_Text extract_
>>>
Greece is a country known for its sweet wines since antiquity, and holds a good place among today’s sweet wine producing countries. Greek dessert wines win over even the most demanding wine lover as they combine top quality, age-old tradition, distinct terroir flavour as a result of the warmth of the sun which contributes to aroma and flavour intensity. What’s more, the unique native varieties, almost exclusively used in the production of dessert wines, add to the creation of this scintillatingly sweet mosaic!
Today Greek viniculturists make some of the most amazing sweet wines in the world, and you are invited on this unique journey where the senses of sight, smell and taste play an important role. The wine colours range from pale gold to deep purple; their aromas call to mind freshly-picked fruit and the desiccated, “rancio”—nutty—character that comes only after years of oaking; and their flavours range from a taste of glamorous intensity to a velvety character feel!
<<<
_Excerpted records_
>>>
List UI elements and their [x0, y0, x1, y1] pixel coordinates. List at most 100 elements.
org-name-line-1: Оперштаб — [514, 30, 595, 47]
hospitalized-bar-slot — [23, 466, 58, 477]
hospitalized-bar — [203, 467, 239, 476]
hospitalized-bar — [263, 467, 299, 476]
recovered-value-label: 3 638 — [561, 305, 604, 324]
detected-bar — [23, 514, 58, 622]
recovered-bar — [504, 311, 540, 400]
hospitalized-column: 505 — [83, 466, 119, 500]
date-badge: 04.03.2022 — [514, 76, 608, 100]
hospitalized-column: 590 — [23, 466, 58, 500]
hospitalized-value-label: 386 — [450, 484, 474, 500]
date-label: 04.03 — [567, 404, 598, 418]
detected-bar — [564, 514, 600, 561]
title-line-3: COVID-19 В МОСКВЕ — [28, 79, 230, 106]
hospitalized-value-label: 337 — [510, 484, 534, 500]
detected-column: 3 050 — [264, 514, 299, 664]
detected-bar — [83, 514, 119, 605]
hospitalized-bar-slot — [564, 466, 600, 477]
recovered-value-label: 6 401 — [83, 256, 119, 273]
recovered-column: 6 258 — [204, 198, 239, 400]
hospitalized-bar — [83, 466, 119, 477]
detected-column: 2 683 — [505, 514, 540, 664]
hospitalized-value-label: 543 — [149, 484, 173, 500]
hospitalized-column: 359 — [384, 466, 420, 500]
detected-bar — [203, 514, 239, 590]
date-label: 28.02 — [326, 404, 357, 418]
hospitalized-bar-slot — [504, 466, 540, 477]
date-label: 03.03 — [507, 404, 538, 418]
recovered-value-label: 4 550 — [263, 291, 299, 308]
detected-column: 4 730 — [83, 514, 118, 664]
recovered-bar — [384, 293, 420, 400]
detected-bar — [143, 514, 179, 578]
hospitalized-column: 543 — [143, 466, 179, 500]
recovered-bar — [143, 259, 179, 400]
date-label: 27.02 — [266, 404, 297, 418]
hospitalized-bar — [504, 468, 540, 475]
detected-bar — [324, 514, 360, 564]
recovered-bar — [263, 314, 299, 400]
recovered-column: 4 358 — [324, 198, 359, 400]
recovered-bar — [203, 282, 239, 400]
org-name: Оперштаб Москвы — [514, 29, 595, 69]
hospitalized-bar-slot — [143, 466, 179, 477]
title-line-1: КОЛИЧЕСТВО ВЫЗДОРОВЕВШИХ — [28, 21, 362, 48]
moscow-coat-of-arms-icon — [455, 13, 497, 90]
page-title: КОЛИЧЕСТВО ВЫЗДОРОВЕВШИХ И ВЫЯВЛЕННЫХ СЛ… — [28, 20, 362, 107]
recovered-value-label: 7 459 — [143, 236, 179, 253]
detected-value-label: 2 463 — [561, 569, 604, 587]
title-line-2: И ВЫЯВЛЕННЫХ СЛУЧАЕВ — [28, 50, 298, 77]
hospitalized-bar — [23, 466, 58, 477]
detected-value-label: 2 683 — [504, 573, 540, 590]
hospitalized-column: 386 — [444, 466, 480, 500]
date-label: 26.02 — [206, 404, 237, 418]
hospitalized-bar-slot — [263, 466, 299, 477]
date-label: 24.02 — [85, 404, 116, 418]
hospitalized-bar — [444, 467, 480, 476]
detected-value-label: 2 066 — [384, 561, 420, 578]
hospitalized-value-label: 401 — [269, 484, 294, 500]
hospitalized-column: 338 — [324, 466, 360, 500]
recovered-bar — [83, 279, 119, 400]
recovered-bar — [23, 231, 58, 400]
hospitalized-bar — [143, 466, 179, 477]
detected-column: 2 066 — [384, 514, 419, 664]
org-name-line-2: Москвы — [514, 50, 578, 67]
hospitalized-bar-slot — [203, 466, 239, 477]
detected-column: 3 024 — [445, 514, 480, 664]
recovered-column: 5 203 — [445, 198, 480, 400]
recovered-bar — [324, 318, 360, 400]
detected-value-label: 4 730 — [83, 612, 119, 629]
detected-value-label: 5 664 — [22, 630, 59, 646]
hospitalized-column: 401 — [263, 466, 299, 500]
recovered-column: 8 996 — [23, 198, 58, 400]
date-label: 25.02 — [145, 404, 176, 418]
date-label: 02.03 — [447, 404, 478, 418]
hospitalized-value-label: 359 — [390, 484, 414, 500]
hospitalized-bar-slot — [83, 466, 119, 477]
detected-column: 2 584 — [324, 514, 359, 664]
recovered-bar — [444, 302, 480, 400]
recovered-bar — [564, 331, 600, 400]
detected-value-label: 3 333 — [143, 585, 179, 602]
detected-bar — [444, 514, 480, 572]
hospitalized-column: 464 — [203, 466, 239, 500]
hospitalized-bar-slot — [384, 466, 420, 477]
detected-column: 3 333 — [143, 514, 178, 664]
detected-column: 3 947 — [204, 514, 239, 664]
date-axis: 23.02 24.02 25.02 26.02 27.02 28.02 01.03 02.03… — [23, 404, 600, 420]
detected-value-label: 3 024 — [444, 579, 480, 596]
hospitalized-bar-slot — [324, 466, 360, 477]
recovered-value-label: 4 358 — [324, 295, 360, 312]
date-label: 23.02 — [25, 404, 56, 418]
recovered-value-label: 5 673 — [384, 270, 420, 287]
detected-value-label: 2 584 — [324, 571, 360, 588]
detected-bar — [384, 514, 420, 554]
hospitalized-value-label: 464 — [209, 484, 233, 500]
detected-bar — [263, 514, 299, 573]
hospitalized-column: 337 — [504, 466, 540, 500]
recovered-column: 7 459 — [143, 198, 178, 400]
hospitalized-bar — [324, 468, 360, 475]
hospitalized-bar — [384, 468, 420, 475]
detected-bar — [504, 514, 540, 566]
<<<
>>>
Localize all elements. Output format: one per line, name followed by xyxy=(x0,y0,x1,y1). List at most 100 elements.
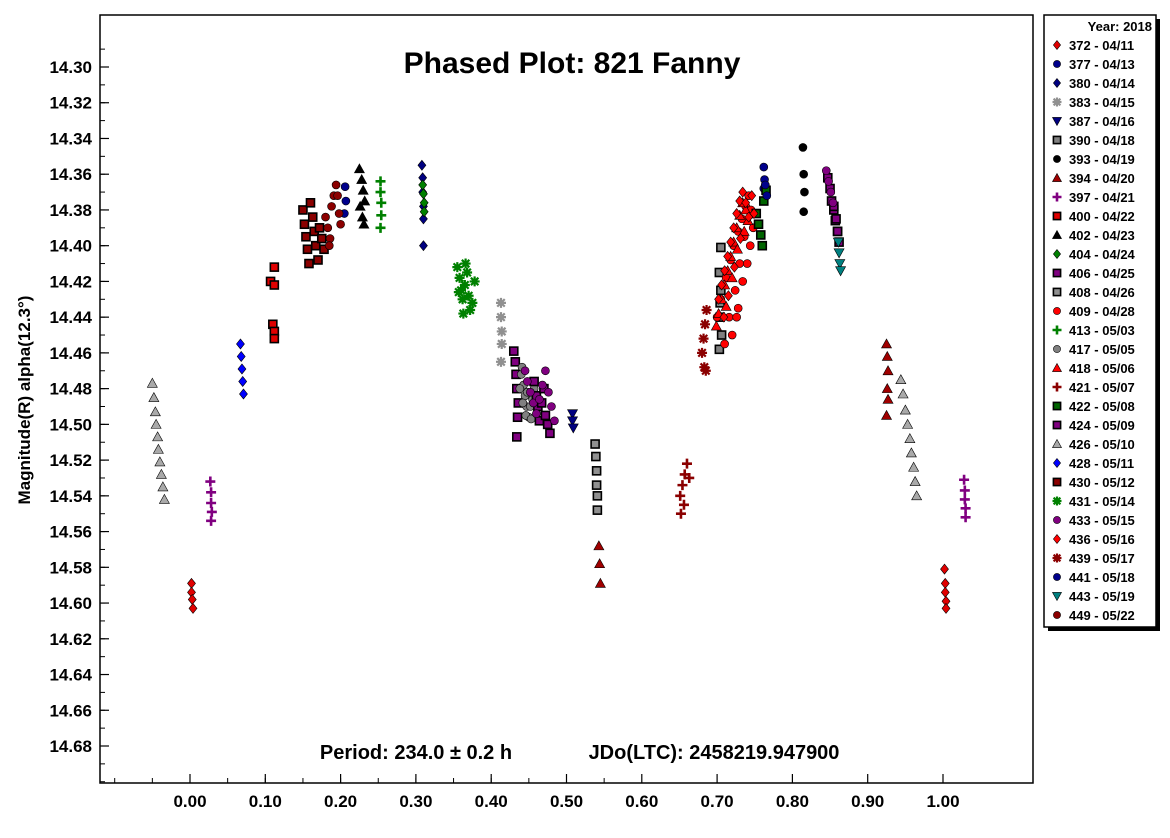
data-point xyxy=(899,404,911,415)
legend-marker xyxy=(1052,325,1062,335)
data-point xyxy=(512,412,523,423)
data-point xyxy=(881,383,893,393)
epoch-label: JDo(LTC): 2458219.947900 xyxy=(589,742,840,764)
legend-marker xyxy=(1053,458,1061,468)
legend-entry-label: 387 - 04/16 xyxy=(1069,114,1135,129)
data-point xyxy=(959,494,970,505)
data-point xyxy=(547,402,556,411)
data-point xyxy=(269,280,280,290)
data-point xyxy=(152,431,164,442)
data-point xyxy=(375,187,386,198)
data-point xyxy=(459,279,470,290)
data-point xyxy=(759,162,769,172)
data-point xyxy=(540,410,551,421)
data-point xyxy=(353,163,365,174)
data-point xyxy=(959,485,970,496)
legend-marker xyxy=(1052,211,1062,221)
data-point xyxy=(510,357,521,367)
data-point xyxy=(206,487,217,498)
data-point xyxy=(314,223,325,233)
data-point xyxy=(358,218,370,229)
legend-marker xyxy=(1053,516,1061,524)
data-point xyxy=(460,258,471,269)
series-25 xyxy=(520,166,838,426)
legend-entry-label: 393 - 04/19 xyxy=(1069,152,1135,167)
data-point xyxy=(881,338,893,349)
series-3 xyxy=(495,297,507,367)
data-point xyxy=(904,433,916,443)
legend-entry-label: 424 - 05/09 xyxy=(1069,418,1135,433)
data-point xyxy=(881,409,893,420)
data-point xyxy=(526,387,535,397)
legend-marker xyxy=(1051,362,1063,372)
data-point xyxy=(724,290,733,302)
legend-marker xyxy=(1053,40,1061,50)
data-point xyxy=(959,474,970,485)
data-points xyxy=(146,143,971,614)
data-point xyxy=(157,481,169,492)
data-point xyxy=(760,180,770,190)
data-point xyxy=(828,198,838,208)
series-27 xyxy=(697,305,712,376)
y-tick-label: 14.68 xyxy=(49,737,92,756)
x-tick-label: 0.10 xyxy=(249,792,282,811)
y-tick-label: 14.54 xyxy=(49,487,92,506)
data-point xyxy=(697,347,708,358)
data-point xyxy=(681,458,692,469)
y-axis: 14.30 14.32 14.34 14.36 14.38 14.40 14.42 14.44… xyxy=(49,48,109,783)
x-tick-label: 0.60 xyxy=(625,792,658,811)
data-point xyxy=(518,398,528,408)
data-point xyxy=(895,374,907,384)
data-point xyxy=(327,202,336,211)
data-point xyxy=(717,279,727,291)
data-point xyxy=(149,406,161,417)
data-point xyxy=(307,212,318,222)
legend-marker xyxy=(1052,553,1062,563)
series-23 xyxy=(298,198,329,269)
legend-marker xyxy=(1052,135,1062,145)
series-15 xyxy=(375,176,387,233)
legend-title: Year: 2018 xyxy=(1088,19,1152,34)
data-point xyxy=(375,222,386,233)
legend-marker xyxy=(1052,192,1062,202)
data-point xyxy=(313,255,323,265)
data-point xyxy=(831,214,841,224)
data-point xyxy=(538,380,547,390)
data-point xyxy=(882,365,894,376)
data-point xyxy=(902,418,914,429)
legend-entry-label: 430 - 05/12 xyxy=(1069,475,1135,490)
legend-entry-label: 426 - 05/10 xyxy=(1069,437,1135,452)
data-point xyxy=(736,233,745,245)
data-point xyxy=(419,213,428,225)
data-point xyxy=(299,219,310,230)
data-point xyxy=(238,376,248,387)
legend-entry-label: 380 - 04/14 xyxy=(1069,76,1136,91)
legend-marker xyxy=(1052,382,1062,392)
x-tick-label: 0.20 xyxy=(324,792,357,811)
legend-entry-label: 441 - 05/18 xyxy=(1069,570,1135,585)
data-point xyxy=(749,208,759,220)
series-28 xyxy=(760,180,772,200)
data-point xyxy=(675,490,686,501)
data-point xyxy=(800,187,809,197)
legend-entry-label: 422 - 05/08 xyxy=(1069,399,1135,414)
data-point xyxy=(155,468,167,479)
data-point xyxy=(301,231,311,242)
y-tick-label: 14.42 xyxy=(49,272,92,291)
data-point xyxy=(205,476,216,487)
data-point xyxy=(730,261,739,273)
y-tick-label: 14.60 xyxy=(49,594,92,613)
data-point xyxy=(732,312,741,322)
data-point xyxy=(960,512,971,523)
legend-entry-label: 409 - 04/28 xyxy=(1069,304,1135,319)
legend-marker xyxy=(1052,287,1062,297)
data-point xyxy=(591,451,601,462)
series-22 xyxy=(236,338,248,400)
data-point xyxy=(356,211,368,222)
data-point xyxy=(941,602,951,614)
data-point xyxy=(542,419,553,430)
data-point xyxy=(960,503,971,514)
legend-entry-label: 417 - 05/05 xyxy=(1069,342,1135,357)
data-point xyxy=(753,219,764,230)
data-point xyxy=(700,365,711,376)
<<<
_Short exercise_
Reproduce the passage about Greek sweet wines in full, word for word.

_Written answer_
Greece is a country known for its sweet wines since antiquity, and holds a good place among today’s sweet wine producing countries. Greek dessert wines win over even the most demanding wine lover as they combine top quality, age-old tradition, distinct terroir flavour as a result of the warmth of the sun which contributes to aroma and flavour intensity. What’s more, the unique native varieties, almost exclusively used in the production of dessert wines, add to the creation of this scintillatingly sweet mosaic!
Today Greek viniculturists make some of the most amazing sweet wines in the world, and you are invited on this unique journey where the senses of sight, smell and taste play an important role. The wine colours range from pale gold to deep purple; their aromas call to mind freshly-picked fruit and the desiccated, “rancio”—nutty—character that comes only after years of oaking; and their flavours range from a taste of glamorous intensity to a velvety character feel!